-------- Exercise materials --------

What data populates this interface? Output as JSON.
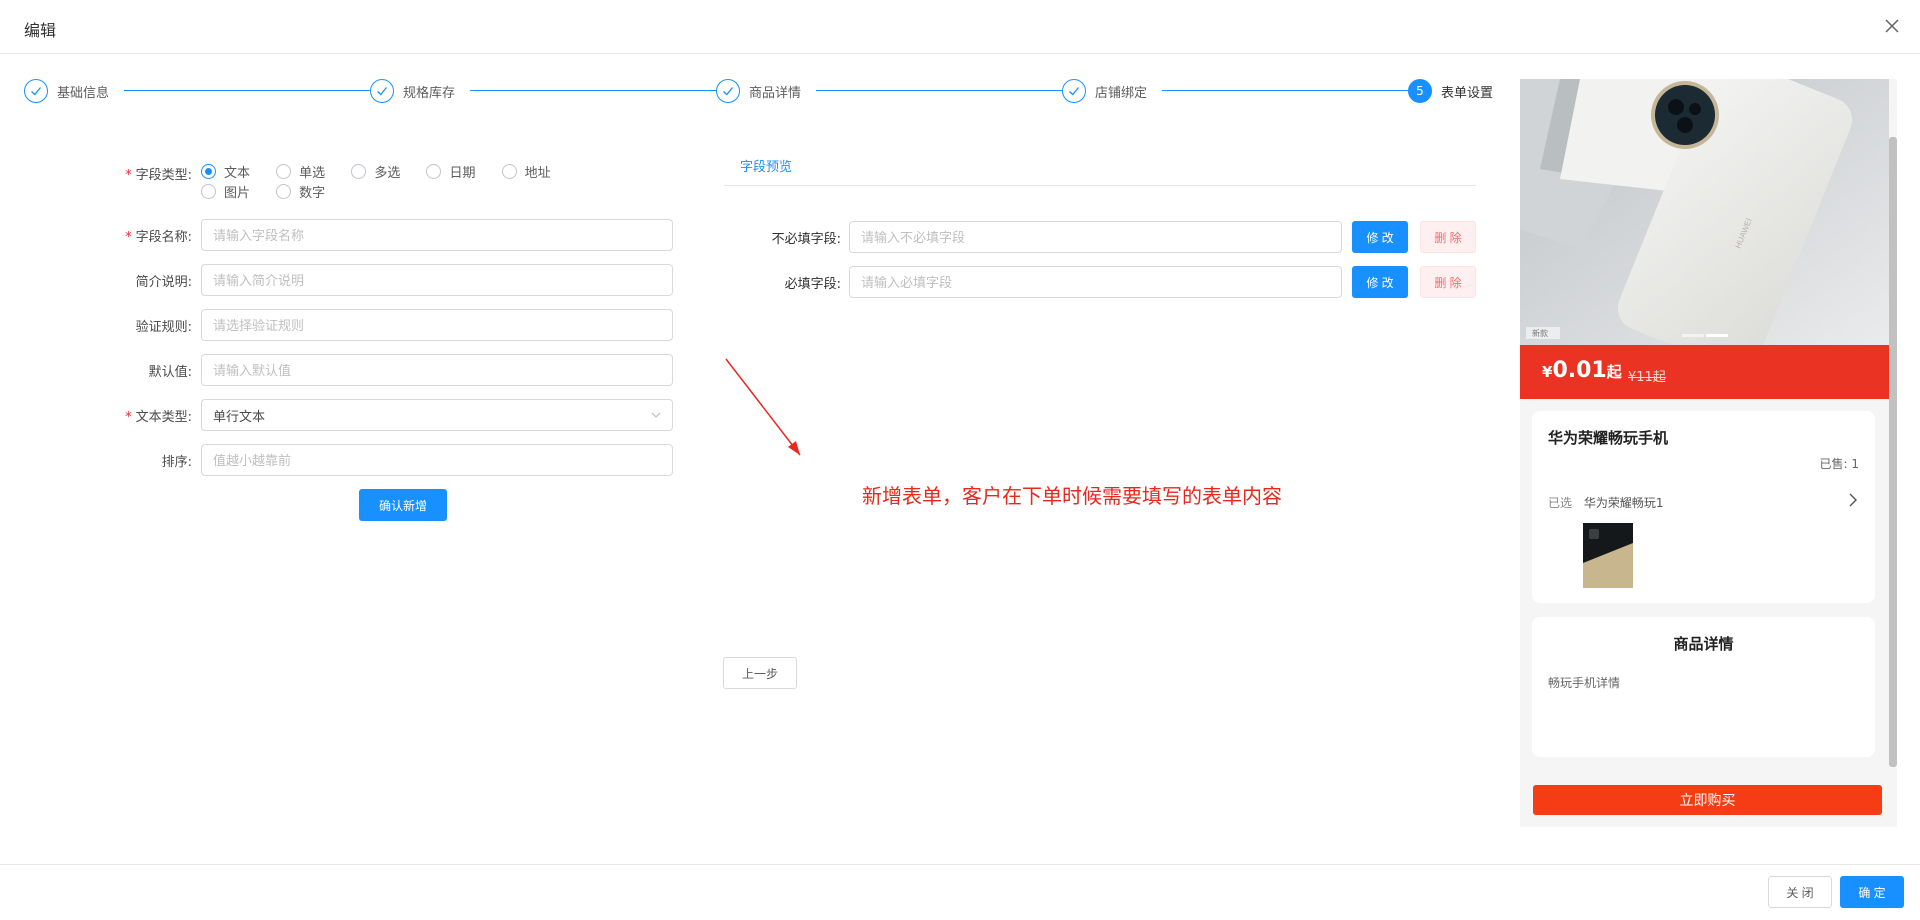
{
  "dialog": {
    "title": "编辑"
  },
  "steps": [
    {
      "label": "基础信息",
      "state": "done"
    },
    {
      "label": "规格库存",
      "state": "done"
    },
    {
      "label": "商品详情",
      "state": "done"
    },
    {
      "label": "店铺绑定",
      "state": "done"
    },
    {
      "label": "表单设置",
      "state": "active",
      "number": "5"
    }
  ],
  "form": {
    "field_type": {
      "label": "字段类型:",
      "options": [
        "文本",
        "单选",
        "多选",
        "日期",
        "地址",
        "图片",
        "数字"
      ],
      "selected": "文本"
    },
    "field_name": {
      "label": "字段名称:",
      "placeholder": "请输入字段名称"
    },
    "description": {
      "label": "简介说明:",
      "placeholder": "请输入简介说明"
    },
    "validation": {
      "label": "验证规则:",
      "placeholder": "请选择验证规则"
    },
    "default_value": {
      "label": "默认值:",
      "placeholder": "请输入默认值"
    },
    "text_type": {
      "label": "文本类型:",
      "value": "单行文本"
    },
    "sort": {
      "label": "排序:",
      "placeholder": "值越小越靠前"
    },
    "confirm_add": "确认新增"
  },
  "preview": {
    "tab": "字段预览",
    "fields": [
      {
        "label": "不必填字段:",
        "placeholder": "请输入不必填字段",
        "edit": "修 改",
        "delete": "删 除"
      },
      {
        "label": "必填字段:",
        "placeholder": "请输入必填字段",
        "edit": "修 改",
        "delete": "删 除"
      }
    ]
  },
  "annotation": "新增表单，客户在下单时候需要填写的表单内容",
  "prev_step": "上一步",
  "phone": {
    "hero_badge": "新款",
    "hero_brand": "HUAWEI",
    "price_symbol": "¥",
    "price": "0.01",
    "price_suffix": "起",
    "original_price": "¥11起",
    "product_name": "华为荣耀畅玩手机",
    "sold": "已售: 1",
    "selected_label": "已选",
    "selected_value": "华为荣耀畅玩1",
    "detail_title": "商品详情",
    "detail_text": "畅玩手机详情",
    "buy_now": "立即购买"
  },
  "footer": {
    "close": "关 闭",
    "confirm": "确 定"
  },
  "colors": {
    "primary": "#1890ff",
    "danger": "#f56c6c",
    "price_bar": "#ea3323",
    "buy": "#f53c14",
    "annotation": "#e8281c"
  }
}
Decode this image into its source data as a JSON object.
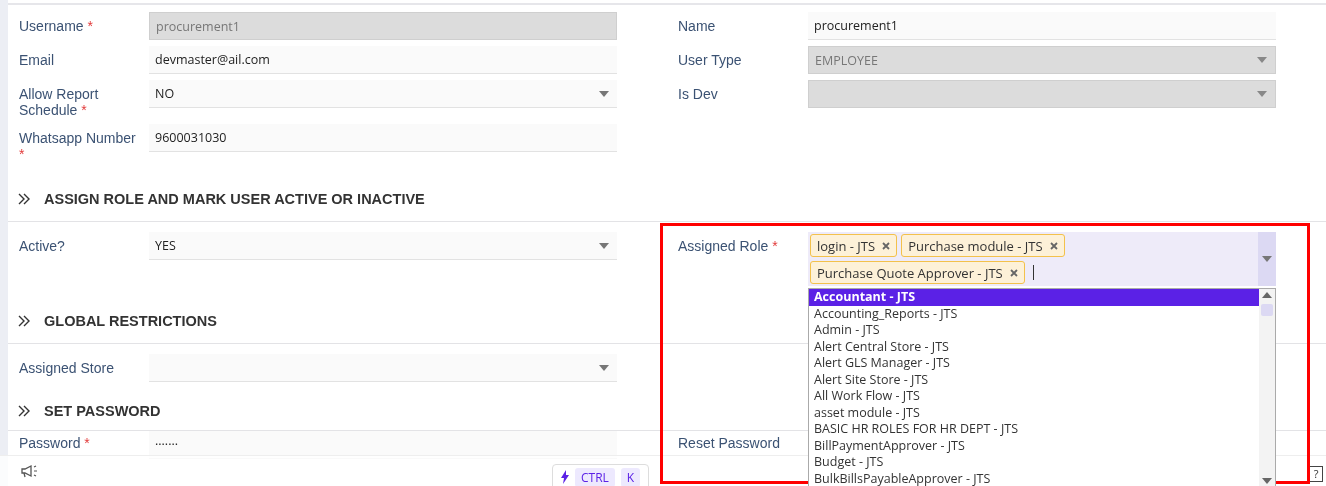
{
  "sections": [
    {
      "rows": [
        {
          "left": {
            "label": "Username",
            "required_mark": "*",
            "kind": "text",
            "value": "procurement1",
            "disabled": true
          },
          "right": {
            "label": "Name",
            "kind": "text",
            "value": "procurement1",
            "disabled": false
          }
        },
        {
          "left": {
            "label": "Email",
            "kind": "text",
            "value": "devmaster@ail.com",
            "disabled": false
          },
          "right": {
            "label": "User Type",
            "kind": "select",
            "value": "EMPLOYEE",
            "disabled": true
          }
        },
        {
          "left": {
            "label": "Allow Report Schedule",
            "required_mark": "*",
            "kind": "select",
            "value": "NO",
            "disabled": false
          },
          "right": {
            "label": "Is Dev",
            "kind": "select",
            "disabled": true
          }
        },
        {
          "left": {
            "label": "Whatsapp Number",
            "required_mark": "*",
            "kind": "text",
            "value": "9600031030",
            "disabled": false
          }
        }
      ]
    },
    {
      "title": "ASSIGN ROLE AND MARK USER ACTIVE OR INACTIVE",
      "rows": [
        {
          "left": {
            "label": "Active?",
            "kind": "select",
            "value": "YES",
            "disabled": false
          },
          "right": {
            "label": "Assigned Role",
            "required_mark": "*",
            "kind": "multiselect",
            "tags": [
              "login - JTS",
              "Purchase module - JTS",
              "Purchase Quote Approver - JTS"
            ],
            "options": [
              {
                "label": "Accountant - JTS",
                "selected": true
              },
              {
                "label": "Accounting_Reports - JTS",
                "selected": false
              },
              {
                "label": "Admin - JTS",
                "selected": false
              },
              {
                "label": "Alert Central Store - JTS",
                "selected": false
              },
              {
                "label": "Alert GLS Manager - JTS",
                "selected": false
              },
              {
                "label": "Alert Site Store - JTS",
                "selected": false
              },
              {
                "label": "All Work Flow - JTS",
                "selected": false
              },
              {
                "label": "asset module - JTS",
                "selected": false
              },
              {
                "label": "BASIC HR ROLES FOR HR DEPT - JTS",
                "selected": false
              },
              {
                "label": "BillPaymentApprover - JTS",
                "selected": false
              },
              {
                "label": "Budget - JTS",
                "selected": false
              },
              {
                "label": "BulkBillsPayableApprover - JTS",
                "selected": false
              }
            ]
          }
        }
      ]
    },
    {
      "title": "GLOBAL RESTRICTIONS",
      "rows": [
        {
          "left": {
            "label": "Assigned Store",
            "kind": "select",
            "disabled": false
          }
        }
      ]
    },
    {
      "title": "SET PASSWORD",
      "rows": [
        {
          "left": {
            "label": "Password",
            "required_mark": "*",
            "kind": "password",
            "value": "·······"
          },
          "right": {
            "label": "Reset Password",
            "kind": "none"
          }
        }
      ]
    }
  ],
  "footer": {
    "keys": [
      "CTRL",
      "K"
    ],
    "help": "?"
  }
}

--------

Exercise requirements:
Leave out the pictures and output every record above precisely as given.

Complete answer:
What data populates this interface? Output as JSON.
{
  "dialog": {
    "title": "编辑"
  },
  "steps": [
    {
      "label": "基础信息",
      "state": "done"
    },
    {
      "label": "规格库存",
      "state": "done"
    },
    {
      "label": "商品详情",
      "state": "done"
    },
    {
      "label": "店铺绑定",
      "state": "done"
    },
    {
      "label": "表单设置",
      "state": "active",
      "number": "5"
    }
  ],
  "form": {
    "field_type": {
      "label": "字段类型:",
      "options": [
        "文本",
        "单选",
        "多选",
        "日期",
        "地址",
        "图片",
        "数字"
      ],
      "selected": "文本"
    },
    "field_name": {
      "label": "字段名称:",
      "placeholder": "请输入字段名称"
    },
    "description": {
      "label": "简介说明:",
      "placeholder": "请输入简介说明"
    },
    "validation": {
      "label": "验证规则:",
      "placeholder": "请选择验证规则"
    },
    "default_value": {
      "label": "默认值:",
      "placeholder": "请输入默认值"
    },
    "text_type": {
      "label": "文本类型:",
      "value": "单行文本"
    },
    "sort": {
      "label": "排序:",
      "placeholder": "值越小越靠前"
    },
    "confirm_add": "确认新增"
  },
  "preview": {
    "tab": "字段预览",
    "fields": [
      {
        "label": "不必填字段:",
        "placeholder": "请输入不必填字段",
        "edit": "修 改",
        "delete": "删 除"
      },
      {
        "label": "必填字段:",
        "placeholder": "请输入必填字段",
        "edit": "修 改",
        "delete": "删 除"
      }
    ]
  },
  "annotation": "新增表单，客户在下单时候需要填写的表单内容",
  "prev_step": "上一步",
  "phone": {
    "hero_badge": "新款",
    "hero_brand": "HUAWEI",
    "price_symbol": "¥",
    "price": "0.01",
    "price_suffix": "起",
    "original_price": "¥11起",
    "product_name": "华为荣耀畅玩手机",
    "sold": "已售: 1",
    "selected_label": "已选",
    "selected_value": "华为荣耀畅玩1",
    "detail_title": "商品详情",
    "detail_text": "畅玩手机详情",
    "buy_now": "立即购买"
  },
  "footer": {
    "close": "关 闭",
    "confirm": "确 定"
  },
  "colors": {
    "primary": "#1890ff",
    "danger": "#f56c6c",
    "price_bar": "#ea3323",
    "buy": "#f53c14",
    "annotation": "#e8281c"
  }
}
Decode this image into its source data as a JSON object.
{
  "sections": [
    {
      "rows": [
        {
          "left": {
            "label": "Username",
            "required_mark": "*",
            "kind": "text",
            "value": "procurement1",
            "disabled": true
          },
          "right": {
            "label": "Name",
            "kind": "text",
            "value": "procurement1",
            "disabled": false
          }
        },
        {
          "left": {
            "label": "Email",
            "kind": "text",
            "value": "devmaster@ail.com",
            "disabled": false
          },
          "right": {
            "label": "User Type",
            "kind": "select",
            "value": "EMPLOYEE",
            "disabled": true
          }
        },
        {
          "left": {
            "label": "Allow Report Schedule",
            "required_mark": "*",
            "kind": "select",
            "value": "NO",
            "disabled": false
          },
          "right": {
            "label": "Is Dev",
            "kind": "select",
            "disabled": true
          }
        },
        {
          "left": {
            "label": "Whatsapp Number",
            "required_mark": "*",
            "kind": "text",
            "value": "9600031030",
            "disabled": false
          }
        }
      ]
    },
    {
      "title": "ASSIGN ROLE AND MARK USER ACTIVE OR INACTIVE",
      "rows": [
        {
          "left": {
            "label": "Active?",
            "kind": "select",
            "value": "YES",
            "disabled": false
          },
          "right": {
            "label": "Assigned Role",
            "required_mark": "*",
            "kind": "multiselect",
            "tags": [
              "login - JTS",
              "Purchase module - JTS",
              "Purchase Quote Approver - JTS"
            ],
            "options": [
              {
                "label": "Accountant - JTS",
                "selected": true
              },
              {
                "label": "Accounting_Reports - JTS",
                "selected": false
              },
              {
                "label": "Admin - JTS",
                "selected": false
              },
              {
                "label": "Alert Central Store - JTS",
                "selected": false
              },
              {
                "label": "Alert GLS Manager - JTS",
                "selected": false
              },
              {
                "label": "Alert Site Store - JTS",
                "selected": false
              },
              {
                "label": "All Work Flow - JTS",
                "selected": false
              },
              {
                "label": "asset module - JTS",
                "selected": false
              },
              {
                "label": "BASIC HR ROLES FOR HR DEPT - JTS",
                "selected": false
              },
              {
                "label": "BillPaymentApprover - JTS",
                "selected": false
              },
              {
                "label": "Budget - JTS",
                "selected": false
              },
              {
                "label": "BulkBillsPayableApprover - JTS",
                "selected": false
              }
            ]
          }
        }
      ]
    },
    {
      "title": "GLOBAL RESTRICTIONS",
      "rows": [
        {
          "left": {
            "label": "Assigned Store",
            "kind": "select",
            "disabled": false
          }
        }
      ]
    },
    {
      "title": "SET PASSWORD",
      "rows": [
        {
          "left": {
            "label": "Password",
            "required_mark": "*",
            "kind": "password",
            "value": "·······"
          },
          "right": {
            "label": "Reset Password",
            "kind": "none"
          }
        }
      ]
    }
  ],
  "footer": {
    "keys": [
      "CTRL",
      "K"
    ],
    "help": "?"
  }
}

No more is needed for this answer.